# The request:
Copy every line of the listing that holds the string "this".

# Exercise data:
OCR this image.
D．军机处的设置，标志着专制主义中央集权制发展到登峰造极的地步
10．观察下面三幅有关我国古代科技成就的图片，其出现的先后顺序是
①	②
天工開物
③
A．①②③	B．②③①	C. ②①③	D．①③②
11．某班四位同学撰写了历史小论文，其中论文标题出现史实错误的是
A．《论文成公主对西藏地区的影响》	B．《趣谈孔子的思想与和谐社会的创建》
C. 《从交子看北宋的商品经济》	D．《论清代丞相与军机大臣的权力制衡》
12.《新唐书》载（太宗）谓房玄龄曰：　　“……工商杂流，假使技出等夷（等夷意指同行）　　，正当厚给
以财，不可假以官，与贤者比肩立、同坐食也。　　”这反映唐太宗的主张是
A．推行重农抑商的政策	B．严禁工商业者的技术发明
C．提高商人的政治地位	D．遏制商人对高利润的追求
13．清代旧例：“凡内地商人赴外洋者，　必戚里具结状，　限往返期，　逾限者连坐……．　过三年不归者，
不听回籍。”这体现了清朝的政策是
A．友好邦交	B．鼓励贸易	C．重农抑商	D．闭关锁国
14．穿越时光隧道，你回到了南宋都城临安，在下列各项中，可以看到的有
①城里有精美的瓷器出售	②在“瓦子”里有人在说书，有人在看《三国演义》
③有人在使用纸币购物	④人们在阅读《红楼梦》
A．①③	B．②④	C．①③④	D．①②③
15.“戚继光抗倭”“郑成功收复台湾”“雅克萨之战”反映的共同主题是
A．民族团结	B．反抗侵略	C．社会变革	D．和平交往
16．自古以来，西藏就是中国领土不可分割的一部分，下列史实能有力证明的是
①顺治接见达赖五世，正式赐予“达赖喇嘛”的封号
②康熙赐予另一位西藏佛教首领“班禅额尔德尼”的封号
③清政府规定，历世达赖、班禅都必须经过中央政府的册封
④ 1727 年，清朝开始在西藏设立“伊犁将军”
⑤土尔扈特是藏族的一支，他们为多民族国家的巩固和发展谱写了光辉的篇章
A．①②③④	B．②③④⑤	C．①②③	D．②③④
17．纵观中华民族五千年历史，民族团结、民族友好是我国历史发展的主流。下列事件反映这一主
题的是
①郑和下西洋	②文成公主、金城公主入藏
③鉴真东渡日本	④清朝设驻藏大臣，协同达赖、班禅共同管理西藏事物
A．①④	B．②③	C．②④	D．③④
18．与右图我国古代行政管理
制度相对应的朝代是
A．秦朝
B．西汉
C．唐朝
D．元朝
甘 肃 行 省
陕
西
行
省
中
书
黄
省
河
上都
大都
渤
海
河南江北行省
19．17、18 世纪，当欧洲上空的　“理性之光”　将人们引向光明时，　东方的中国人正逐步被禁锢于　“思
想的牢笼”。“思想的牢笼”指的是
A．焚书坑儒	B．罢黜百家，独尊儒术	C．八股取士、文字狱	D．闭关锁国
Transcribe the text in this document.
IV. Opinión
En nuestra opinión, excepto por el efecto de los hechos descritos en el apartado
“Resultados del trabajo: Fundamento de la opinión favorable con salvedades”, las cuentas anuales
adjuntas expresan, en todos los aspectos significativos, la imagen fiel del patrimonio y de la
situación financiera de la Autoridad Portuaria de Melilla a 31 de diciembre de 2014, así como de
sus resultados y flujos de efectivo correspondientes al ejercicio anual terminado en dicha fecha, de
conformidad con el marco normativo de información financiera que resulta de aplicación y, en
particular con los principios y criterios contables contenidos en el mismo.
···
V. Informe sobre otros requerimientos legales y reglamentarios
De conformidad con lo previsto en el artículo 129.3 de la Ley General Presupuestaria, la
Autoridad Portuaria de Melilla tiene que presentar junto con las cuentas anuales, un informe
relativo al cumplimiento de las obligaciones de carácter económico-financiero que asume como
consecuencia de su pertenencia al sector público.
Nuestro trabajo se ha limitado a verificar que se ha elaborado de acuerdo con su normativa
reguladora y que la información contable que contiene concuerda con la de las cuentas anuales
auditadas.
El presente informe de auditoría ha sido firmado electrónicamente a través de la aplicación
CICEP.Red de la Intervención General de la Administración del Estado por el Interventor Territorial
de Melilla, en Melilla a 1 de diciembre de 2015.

# Solved problem:
OCR this image.
Transcribe the text in this document.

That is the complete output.